**EXERCISE BRIEF**
Please work out how many lines in the material below contain the string "anti", and answer with that number only.

**PROVIDED MATERIAL**

BEGIN

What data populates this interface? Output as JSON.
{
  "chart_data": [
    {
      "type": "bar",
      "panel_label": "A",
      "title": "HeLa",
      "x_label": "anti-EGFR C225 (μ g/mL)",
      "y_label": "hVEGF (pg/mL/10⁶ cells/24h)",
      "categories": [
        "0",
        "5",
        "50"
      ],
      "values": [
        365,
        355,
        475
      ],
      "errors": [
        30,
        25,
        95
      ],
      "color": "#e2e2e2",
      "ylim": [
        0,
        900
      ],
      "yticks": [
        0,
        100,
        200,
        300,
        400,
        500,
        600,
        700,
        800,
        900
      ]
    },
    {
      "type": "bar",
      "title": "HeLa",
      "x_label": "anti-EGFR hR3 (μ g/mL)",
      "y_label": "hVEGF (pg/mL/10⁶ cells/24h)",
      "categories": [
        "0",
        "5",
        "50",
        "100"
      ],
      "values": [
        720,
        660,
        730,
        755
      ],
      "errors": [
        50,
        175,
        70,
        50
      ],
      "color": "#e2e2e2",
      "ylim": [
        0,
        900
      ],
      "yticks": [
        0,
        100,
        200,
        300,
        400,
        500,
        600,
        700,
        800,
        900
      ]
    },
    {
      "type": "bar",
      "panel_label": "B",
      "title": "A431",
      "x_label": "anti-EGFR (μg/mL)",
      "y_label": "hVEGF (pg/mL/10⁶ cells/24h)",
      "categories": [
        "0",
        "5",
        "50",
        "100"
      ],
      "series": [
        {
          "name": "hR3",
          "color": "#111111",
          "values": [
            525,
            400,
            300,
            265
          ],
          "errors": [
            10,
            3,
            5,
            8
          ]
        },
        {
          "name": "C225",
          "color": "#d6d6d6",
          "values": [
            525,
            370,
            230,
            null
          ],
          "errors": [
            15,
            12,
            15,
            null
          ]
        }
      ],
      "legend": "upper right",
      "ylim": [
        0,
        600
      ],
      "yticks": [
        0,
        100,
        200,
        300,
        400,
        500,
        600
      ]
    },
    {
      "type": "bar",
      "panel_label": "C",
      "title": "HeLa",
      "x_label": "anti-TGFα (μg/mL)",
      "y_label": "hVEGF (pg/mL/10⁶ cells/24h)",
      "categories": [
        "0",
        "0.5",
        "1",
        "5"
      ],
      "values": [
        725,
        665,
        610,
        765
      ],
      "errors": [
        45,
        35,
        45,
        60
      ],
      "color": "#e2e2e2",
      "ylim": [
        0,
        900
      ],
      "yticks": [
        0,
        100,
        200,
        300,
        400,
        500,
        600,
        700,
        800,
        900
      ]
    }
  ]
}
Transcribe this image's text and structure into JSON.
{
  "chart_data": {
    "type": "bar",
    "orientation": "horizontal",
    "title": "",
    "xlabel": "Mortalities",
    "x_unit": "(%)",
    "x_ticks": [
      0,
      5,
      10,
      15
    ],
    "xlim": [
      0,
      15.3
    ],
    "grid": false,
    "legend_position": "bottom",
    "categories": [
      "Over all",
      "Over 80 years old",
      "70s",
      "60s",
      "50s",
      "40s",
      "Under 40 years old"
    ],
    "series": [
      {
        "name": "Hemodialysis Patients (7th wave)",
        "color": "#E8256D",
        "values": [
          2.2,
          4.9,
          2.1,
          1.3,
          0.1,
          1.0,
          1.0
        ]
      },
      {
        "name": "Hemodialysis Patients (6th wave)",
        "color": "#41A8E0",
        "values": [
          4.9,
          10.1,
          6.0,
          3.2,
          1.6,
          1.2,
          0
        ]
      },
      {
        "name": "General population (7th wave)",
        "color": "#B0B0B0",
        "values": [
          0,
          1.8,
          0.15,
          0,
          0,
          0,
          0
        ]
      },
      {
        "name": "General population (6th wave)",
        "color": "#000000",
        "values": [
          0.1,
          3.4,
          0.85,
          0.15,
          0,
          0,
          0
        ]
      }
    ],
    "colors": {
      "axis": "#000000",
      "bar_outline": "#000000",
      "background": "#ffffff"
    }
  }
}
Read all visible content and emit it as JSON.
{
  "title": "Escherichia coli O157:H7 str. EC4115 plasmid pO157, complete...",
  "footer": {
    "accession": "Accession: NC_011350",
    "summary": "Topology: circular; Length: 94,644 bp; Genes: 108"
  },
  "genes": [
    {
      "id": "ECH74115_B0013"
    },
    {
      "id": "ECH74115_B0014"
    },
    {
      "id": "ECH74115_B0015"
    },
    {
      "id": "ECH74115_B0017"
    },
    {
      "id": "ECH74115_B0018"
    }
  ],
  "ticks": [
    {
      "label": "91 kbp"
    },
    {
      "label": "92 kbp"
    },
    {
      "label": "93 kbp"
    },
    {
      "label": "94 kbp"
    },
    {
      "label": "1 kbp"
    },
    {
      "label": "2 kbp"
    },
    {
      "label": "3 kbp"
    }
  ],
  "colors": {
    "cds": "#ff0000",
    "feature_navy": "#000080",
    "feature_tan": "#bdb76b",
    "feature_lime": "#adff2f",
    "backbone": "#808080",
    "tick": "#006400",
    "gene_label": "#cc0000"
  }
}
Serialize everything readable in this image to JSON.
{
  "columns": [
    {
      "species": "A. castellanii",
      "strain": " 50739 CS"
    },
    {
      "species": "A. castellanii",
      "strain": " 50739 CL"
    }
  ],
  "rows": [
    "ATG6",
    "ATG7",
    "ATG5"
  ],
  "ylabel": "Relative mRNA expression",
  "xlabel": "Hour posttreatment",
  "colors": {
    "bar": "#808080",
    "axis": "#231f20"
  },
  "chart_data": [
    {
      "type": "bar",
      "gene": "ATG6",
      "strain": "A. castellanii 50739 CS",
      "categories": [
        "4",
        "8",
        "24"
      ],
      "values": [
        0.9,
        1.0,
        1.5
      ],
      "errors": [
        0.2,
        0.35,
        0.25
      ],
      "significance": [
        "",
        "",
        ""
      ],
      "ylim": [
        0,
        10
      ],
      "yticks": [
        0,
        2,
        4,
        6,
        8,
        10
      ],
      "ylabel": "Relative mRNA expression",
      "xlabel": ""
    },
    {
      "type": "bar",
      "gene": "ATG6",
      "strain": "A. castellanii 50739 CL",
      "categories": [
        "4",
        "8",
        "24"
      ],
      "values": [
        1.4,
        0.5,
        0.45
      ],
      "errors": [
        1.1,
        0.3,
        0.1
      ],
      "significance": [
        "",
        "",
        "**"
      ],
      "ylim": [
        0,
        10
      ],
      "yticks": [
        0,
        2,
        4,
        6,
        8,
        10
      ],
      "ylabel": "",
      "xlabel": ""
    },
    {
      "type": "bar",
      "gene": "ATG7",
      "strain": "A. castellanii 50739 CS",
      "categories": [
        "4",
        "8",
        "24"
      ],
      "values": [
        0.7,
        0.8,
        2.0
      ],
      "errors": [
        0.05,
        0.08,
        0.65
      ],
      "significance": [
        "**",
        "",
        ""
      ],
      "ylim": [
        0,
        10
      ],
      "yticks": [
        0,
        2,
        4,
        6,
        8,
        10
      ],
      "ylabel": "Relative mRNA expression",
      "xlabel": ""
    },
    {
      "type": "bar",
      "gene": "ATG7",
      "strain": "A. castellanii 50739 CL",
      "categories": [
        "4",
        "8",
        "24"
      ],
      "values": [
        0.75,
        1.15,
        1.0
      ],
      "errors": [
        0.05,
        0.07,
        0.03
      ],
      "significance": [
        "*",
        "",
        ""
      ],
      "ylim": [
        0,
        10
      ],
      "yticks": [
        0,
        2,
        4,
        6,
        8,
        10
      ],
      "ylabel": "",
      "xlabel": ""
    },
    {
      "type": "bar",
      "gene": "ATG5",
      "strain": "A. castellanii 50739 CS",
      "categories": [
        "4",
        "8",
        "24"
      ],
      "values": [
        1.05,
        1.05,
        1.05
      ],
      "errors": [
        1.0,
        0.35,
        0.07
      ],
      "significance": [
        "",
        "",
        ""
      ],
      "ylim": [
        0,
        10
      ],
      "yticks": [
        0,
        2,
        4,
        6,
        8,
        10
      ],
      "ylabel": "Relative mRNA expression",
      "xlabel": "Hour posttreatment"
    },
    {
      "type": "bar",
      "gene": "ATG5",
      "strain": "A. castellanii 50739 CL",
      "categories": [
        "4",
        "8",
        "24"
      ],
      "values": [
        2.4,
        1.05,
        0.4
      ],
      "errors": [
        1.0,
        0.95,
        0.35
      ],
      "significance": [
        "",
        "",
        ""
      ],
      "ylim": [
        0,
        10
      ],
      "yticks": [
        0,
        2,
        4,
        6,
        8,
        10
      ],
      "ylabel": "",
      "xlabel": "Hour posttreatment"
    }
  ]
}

END

**ANSWER AREA**
4